PROVIDED INFORMATION -

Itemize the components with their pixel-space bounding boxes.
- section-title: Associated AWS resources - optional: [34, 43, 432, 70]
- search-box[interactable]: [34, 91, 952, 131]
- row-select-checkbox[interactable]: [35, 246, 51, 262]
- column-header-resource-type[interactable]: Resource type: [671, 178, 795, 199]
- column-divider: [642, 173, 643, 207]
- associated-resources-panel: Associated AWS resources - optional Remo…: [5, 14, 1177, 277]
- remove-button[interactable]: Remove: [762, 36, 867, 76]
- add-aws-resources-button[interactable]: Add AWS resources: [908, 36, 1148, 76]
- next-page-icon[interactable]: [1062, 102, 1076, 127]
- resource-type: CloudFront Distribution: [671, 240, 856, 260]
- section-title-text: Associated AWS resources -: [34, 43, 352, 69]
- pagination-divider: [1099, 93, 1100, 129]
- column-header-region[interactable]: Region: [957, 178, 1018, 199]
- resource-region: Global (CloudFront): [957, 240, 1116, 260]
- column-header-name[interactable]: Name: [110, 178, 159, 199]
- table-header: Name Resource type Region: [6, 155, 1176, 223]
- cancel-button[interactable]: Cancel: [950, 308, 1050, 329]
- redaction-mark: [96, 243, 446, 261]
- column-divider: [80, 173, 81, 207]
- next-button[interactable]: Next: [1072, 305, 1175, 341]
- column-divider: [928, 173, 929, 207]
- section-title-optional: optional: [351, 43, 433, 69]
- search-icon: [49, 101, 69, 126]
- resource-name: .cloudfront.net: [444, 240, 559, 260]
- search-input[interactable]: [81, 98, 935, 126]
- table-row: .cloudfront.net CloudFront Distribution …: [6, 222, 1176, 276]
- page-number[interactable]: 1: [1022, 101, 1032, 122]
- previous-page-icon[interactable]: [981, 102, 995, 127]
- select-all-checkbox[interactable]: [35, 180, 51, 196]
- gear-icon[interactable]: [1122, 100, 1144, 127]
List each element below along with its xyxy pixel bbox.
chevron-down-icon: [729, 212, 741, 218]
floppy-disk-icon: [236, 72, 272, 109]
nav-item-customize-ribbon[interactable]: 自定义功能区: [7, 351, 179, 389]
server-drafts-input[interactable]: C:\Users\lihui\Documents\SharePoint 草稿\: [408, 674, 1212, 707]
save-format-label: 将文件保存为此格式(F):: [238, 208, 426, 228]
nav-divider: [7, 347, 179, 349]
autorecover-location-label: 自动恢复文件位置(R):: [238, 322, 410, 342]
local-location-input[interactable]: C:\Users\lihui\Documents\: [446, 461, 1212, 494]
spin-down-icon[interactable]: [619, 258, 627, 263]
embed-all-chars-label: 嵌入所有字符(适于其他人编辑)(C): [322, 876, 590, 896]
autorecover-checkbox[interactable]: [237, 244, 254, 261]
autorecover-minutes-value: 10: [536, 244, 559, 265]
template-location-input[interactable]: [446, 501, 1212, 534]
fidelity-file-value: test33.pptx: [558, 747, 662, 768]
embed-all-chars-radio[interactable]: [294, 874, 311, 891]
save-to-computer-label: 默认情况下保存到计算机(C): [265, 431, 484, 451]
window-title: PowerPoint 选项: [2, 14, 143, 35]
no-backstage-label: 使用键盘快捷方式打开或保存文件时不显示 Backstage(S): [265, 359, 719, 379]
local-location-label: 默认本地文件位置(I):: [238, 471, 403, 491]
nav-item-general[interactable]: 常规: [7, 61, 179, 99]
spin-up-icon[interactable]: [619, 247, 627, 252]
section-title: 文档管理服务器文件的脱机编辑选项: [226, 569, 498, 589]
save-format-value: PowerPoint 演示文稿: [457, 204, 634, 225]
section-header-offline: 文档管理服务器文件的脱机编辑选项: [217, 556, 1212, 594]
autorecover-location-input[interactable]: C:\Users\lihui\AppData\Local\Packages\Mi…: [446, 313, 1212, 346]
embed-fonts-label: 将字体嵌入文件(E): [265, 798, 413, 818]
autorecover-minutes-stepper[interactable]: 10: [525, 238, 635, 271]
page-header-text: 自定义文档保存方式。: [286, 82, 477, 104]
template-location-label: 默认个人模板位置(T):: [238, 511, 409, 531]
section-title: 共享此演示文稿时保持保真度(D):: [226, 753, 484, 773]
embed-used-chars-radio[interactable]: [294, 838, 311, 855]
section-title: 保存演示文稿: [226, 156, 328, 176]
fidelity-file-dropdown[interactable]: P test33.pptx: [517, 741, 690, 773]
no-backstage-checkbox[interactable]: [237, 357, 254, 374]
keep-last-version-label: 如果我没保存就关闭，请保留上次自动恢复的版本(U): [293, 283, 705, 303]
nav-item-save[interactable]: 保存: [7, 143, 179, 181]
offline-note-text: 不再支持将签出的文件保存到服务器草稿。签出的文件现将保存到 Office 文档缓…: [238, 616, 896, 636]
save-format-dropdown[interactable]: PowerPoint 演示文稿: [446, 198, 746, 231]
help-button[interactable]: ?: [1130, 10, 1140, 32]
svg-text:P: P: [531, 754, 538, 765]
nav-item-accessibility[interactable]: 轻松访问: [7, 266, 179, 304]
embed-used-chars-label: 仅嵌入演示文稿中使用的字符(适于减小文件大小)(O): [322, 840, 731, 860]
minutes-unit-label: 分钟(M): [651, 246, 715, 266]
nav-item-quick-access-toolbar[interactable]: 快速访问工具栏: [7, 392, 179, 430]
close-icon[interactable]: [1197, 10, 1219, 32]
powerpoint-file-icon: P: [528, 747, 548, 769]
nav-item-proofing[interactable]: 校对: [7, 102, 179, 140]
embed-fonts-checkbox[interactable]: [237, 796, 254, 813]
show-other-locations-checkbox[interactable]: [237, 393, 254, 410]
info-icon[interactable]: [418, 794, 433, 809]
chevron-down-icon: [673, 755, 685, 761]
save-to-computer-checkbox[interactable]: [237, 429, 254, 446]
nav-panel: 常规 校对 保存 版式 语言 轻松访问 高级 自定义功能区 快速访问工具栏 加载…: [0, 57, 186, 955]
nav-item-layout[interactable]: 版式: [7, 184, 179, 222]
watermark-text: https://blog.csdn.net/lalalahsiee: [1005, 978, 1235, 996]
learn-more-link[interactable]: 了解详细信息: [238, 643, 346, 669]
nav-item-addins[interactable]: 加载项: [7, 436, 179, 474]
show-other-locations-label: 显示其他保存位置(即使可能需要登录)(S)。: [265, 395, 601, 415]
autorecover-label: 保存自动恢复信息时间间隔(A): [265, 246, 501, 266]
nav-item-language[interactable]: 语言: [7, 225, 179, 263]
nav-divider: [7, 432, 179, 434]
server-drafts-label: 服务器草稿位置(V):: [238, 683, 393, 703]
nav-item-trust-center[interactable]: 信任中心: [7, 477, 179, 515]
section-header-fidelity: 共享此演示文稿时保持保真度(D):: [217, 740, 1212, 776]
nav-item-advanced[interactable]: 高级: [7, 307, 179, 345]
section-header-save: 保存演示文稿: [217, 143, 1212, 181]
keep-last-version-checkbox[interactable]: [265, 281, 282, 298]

EXERCISE DESCRIPTION - Copy out every one of the rows above, character for character.

SOLUTION TO THIS TASK -
Itemize the components with their pixel-space bounding boxes.
- section-title: Associated AWS resources - optional: [34, 43, 432, 70]
- search-box[interactable]: [34, 91, 952, 131]
- row-select-checkbox[interactable]: [35, 246, 51, 262]
- column-header-resource-type[interactable]: Resource type: [671, 178, 795, 199]
- column-divider: [642, 173, 643, 207]
- associated-resources-panel: Associated AWS resources - optional Remo…: [5, 14, 1177, 277]
- remove-button[interactable]: Remove: [762, 36, 867, 76]
- add-aws-resources-button[interactable]: Add AWS resources: [908, 36, 1148, 76]
- next-page-icon[interactable]: [1062, 102, 1076, 127]
- resource-type: CloudFront Distribution: [671, 240, 856, 260]
- section-title-text: Associated AWS resources -: [34, 43, 352, 69]
- pagination-divider: [1099, 93, 1100, 129]
- column-header-region[interactable]: Region: [957, 178, 1018, 199]
- resource-region: Global (CloudFront): [957, 240, 1116, 260]
- column-header-name[interactable]: Name: [110, 178, 159, 199]
- table-header: Name Resource type Region: [6, 155, 1176, 223]
- cancel-button[interactable]: Cancel: [950, 308, 1050, 329]
- redaction-mark: [96, 243, 446, 261]
- column-divider: [80, 173, 81, 207]
- next-button[interactable]: Next: [1072, 305, 1175, 341]
- column-divider: [928, 173, 929, 207]
- section-title-optional: optional: [351, 43, 433, 69]
- search-icon: [49, 101, 69, 126]
- resource-name: .cloudfront.net: [444, 240, 559, 260]
- search-input[interactable]: [81, 98, 935, 126]
- table-row: .cloudfront.net CloudFront Distribution …: [6, 222, 1176, 276]
- page-number[interactable]: 1: [1022, 101, 1032, 122]
- previous-page-icon[interactable]: [981, 102, 995, 127]
- select-all-checkbox[interactable]: [35, 180, 51, 196]
- gear-icon[interactable]: [1122, 100, 1144, 127]
List each element below along with its xyxy pixel bbox.
chevron-down-icon: [729, 212, 741, 218]
floppy-disk-icon: [236, 72, 272, 109]
nav-item-customize-ribbon[interactable]: 自定义功能区: [7, 351, 179, 389]
server-drafts-input[interactable]: C:\Users\lihui\Documents\SharePoint 草稿\: [408, 674, 1212, 707]
save-format-label: 将文件保存为此格式(F):: [238, 208, 426, 228]
nav-divider: [7, 347, 179, 349]
autorecover-location-label: 自动恢复文件位置(R):: [238, 322, 410, 342]
local-location-input[interactable]: C:\Users\lihui\Documents\: [446, 461, 1212, 494]
spin-down-icon[interactable]: [619, 258, 627, 263]
embed-all-chars-label: 嵌入所有字符(适于其他人编辑)(C): [322, 876, 590, 896]
autorecover-checkbox[interactable]: [237, 244, 254, 261]
autorecover-minutes-value: 10: [536, 244, 559, 265]
template-location-input[interactable]: [446, 501, 1212, 534]
fidelity-file-value: test33.pptx: [558, 747, 662, 768]
embed-all-chars-radio[interactable]: [294, 874, 311, 891]
save-to-computer-label: 默认情况下保存到计算机(C): [265, 431, 484, 451]
window-title: PowerPoint 选项: [2, 14, 143, 35]
no-backstage-label: 使用键盘快捷方式打开或保存文件时不显示 Backstage(S): [265, 359, 719, 379]
local-location-label: 默认本地文件位置(I):: [238, 471, 403, 491]
nav-item-general[interactable]: 常规: [7, 61, 179, 99]
spin-up-icon[interactable]: [619, 247, 627, 252]
section-title: 文档管理服务器文件的脱机编辑选项: [226, 569, 498, 589]
save-format-value: PowerPoint 演示文稿: [457, 204, 634, 225]
section-header-offline: 文档管理服务器文件的脱机编辑选项: [217, 556, 1212, 594]
autorecover-location-input[interactable]: C:\Users\lihui\AppData\Local\Packages\Mi…: [446, 313, 1212, 346]
embed-fonts-label: 将字体嵌入文件(E): [265, 798, 413, 818]
autorecover-minutes-stepper[interactable]: 10: [525, 238, 635, 271]
page-header-text: 自定义文档保存方式。: [286, 82, 477, 104]
template-location-label: 默认个人模板位置(T):: [238, 511, 409, 531]
section-title: 共享此演示文稿时保持保真度(D):: [226, 753, 484, 773]
embed-used-chars-radio[interactable]: [294, 838, 311, 855]
section-title: 保存演示文稿: [226, 156, 328, 176]
fidelity-file-dropdown[interactable]: P test33.pptx: [517, 741, 690, 773]
no-backstage-checkbox[interactable]: [237, 357, 254, 374]
keep-last-version-label: 如果我没保存就关闭，请保留上次自动恢复的版本(U): [293, 283, 705, 303]
nav-item-save[interactable]: 保存: [7, 143, 179, 181]
offline-note-text: 不再支持将签出的文件保存到服务器草稿。签出的文件现将保存到 Office 文档缓…: [238, 616, 896, 636]
save-format-dropdown[interactable]: PowerPoint 演示文稿: [446, 198, 746, 231]
help-button[interactable]: ?: [1130, 10, 1140, 32]
svg-text:P: P: [531, 754, 538, 765]
nav-item-accessibility[interactable]: 轻松访问: [7, 266, 179, 304]
embed-used-chars-label: 仅嵌入演示文稿中使用的字符(适于减小文件大小)(O): [322, 840, 731, 860]
minutes-unit-label: 分钟(M): [651, 246, 715, 266]
nav-item-quick-access-toolbar[interactable]: 快速访问工具栏: [7, 392, 179, 430]
close-icon[interactable]: [1197, 10, 1219, 32]
powerpoint-file-icon: P: [528, 747, 548, 769]
nav-item-proofing[interactable]: 校对: [7, 102, 179, 140]
embed-fonts-checkbox[interactable]: [237, 796, 254, 813]
show-other-locations-checkbox[interactable]: [237, 393, 254, 410]
info-icon[interactable]: [418, 794, 433, 809]
chevron-down-icon: [673, 755, 685, 761]
save-to-computer-checkbox[interactable]: [237, 429, 254, 446]
nav-panel: 常规 校对 保存 版式 语言 轻松访问 高级 自定义功能区 快速访问工具栏 加载…: [0, 57, 186, 955]
nav-item-layout[interactable]: 版式: [7, 184, 179, 222]
watermark-text: https://blog.csdn.net/lalalahsiee: [1005, 978, 1235, 996]
learn-more-link[interactable]: 了解详细信息: [238, 643, 346, 669]
nav-item-addins[interactable]: 加载项: [7, 436, 179, 474]
show-other-locations-label: 显示其他保存位置(即使可能需要登录)(S)。: [265, 395, 601, 415]
autorecover-label: 保存自动恢复信息时间间隔(A): [265, 246, 501, 266]
nav-item-language[interactable]: 语言: [7, 225, 179, 263]
nav-divider: [7, 432, 179, 434]
server-drafts-label: 服务器草稿位置(V):: [238, 683, 393, 703]
nav-item-trust-center[interactable]: 信任中心: [7, 477, 179, 515]
section-header-fidelity: 共享此演示文稿时保持保真度(D):: [217, 740, 1212, 776]
nav-item-advanced[interactable]: 高级: [7, 307, 179, 345]
section-header-save: 保存演示文稿: [217, 143, 1212, 181]
keep-last-version-checkbox[interactable]: [265, 281, 282, 298]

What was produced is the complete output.